▶ RECORDS TO PROCESS
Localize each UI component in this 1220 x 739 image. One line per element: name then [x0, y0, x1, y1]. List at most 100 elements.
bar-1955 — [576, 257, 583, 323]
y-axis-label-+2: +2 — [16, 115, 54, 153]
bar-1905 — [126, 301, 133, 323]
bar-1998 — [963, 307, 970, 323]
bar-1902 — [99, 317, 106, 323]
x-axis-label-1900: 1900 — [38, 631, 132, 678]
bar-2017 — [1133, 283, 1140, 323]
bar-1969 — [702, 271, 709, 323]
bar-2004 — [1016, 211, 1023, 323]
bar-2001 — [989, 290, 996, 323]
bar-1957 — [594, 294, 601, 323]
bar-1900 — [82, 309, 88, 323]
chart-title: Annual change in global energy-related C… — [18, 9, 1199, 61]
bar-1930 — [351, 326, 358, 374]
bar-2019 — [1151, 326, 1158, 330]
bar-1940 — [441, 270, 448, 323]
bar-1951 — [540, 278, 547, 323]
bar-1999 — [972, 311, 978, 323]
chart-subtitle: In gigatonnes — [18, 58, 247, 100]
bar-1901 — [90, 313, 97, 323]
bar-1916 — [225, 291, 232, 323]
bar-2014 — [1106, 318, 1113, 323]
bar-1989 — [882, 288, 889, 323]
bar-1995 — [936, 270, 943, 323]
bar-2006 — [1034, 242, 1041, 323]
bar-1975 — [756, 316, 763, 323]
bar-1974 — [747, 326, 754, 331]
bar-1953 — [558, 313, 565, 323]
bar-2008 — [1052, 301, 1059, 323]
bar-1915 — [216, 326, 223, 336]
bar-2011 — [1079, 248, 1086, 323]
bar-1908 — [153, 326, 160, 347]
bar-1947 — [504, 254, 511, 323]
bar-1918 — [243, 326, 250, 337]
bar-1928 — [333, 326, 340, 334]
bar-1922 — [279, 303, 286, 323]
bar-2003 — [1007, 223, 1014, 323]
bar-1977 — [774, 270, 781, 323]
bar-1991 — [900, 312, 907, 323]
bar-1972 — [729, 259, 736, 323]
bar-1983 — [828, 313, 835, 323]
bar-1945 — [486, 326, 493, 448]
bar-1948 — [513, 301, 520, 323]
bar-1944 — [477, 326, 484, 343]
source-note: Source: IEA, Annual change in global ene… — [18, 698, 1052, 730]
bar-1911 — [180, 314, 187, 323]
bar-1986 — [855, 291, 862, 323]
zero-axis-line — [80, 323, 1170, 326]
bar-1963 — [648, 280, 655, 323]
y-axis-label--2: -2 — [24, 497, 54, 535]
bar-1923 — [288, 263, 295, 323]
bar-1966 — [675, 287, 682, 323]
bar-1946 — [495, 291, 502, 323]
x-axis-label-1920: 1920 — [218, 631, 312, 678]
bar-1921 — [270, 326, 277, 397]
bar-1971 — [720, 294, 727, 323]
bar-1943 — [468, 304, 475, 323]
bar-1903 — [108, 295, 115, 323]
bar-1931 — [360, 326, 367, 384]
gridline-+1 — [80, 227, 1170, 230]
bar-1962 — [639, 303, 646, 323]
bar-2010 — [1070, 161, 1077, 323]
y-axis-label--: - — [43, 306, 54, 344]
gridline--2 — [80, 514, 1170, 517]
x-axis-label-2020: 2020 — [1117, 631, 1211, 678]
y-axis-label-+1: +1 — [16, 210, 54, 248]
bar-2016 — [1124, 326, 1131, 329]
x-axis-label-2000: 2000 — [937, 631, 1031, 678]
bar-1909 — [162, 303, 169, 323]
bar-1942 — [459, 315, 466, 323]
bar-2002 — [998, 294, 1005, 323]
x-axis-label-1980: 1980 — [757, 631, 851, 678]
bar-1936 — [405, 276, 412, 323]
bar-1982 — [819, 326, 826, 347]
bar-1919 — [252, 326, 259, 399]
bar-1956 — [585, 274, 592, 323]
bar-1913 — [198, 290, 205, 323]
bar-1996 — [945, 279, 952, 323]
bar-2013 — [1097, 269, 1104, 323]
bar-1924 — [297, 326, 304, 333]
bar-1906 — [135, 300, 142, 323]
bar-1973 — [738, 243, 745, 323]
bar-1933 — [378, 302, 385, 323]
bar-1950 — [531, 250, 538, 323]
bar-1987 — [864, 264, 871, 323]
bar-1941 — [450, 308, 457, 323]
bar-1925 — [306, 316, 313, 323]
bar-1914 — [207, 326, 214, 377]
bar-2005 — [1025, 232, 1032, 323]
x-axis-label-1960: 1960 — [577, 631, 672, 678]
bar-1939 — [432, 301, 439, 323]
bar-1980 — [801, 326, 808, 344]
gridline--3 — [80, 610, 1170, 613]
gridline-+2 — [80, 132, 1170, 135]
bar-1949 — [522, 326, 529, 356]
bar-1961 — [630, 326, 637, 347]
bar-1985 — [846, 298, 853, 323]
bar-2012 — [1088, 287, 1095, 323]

▶ TASK DIRECTIONS
Repeat all of the lines above verbatim, keeping their order.

▶ SOLUTION
Localize each UI component in this 1220 x 739 image. One line per element: name then [x0, y0, x1, y1]. List at most 100 elements.
bar-1955 — [576, 257, 583, 323]
y-axis-label-+2: +2 — [16, 115, 54, 153]
bar-1905 — [126, 301, 133, 323]
bar-1998 — [963, 307, 970, 323]
bar-1902 — [99, 317, 106, 323]
x-axis-label-1900: 1900 — [38, 631, 132, 678]
bar-2017 — [1133, 283, 1140, 323]
bar-1969 — [702, 271, 709, 323]
bar-2004 — [1016, 211, 1023, 323]
bar-2001 — [989, 290, 996, 323]
bar-1957 — [594, 294, 601, 323]
bar-1900 — [82, 309, 88, 323]
chart-title: Annual change in global energy-related C… — [18, 9, 1199, 61]
bar-1930 — [351, 326, 358, 374]
bar-2019 — [1151, 326, 1158, 330]
bar-1940 — [441, 270, 448, 323]
bar-1951 — [540, 278, 547, 323]
bar-1999 — [972, 311, 978, 323]
chart-subtitle: In gigatonnes — [18, 58, 247, 100]
bar-1901 — [90, 313, 97, 323]
bar-1916 — [225, 291, 232, 323]
bar-2014 — [1106, 318, 1113, 323]
bar-1989 — [882, 288, 889, 323]
bar-1995 — [936, 270, 943, 323]
bar-2006 — [1034, 242, 1041, 323]
bar-1975 — [756, 316, 763, 323]
bar-1974 — [747, 326, 754, 331]
bar-1953 — [558, 313, 565, 323]
bar-2008 — [1052, 301, 1059, 323]
bar-1915 — [216, 326, 223, 336]
bar-2011 — [1079, 248, 1086, 323]
bar-1908 — [153, 326, 160, 347]
bar-1947 — [504, 254, 511, 323]
bar-1918 — [243, 326, 250, 337]
bar-1928 — [333, 326, 340, 334]
bar-1922 — [279, 303, 286, 323]
bar-2003 — [1007, 223, 1014, 323]
bar-1977 — [774, 270, 781, 323]
bar-1991 — [900, 312, 907, 323]
bar-1972 — [729, 259, 736, 323]
bar-1983 — [828, 313, 835, 323]
bar-1945 — [486, 326, 493, 448]
bar-1948 — [513, 301, 520, 323]
bar-1944 — [477, 326, 484, 343]
source-note: Source: IEA, Annual change in global ene… — [18, 698, 1052, 730]
bar-1911 — [180, 314, 187, 323]
bar-1986 — [855, 291, 862, 323]
zero-axis-line — [80, 323, 1170, 326]
bar-1963 — [648, 280, 655, 323]
y-axis-label--2: -2 — [24, 497, 54, 535]
bar-1923 — [288, 263, 295, 323]
bar-1966 — [675, 287, 682, 323]
bar-1946 — [495, 291, 502, 323]
x-axis-label-1920: 1920 — [218, 631, 312, 678]
bar-1921 — [270, 326, 277, 397]
bar-1971 — [720, 294, 727, 323]
bar-1943 — [468, 304, 475, 323]
bar-1903 — [108, 295, 115, 323]
bar-1931 — [360, 326, 367, 384]
gridline-+1 — [80, 227, 1170, 230]
bar-1962 — [639, 303, 646, 323]
bar-2010 — [1070, 161, 1077, 323]
y-axis-label--: - — [43, 306, 54, 344]
gridline--2 — [80, 514, 1170, 517]
x-axis-label-2020: 2020 — [1117, 631, 1211, 678]
y-axis-label-+1: +1 — [16, 210, 54, 248]
bar-2016 — [1124, 326, 1131, 329]
x-axis-label-2000: 2000 — [937, 631, 1031, 678]
bar-1909 — [162, 303, 169, 323]
bar-1942 — [459, 315, 466, 323]
bar-2002 — [998, 294, 1005, 323]
x-axis-label-1980: 1980 — [757, 631, 851, 678]
bar-1936 — [405, 276, 412, 323]
bar-1982 — [819, 326, 826, 347]
bar-1919 — [252, 326, 259, 399]
bar-1956 — [585, 274, 592, 323]
bar-1913 — [198, 290, 205, 323]
bar-1996 — [945, 279, 952, 323]
bar-2013 — [1097, 269, 1104, 323]
bar-1924 — [297, 326, 304, 333]
bar-1906 — [135, 300, 142, 323]
bar-1973 — [738, 243, 745, 323]
bar-1933 — [378, 302, 385, 323]
bar-1950 — [531, 250, 538, 323]
bar-1987 — [864, 264, 871, 323]
bar-1941 — [450, 308, 457, 323]
bar-1925 — [306, 316, 313, 323]
bar-1914 — [207, 326, 214, 377]
bar-2005 — [1025, 232, 1032, 323]
x-axis-label-1960: 1960 — [577, 631, 672, 678]
bar-1939 — [432, 301, 439, 323]
bar-1980 — [801, 326, 808, 344]
gridline--3 — [80, 610, 1170, 613]
gridline-+2 — [80, 132, 1170, 135]
bar-1949 — [522, 326, 529, 356]
bar-1961 — [630, 326, 637, 347]
bar-1985 — [846, 298, 853, 323]
bar-2012 — [1088, 287, 1095, 323]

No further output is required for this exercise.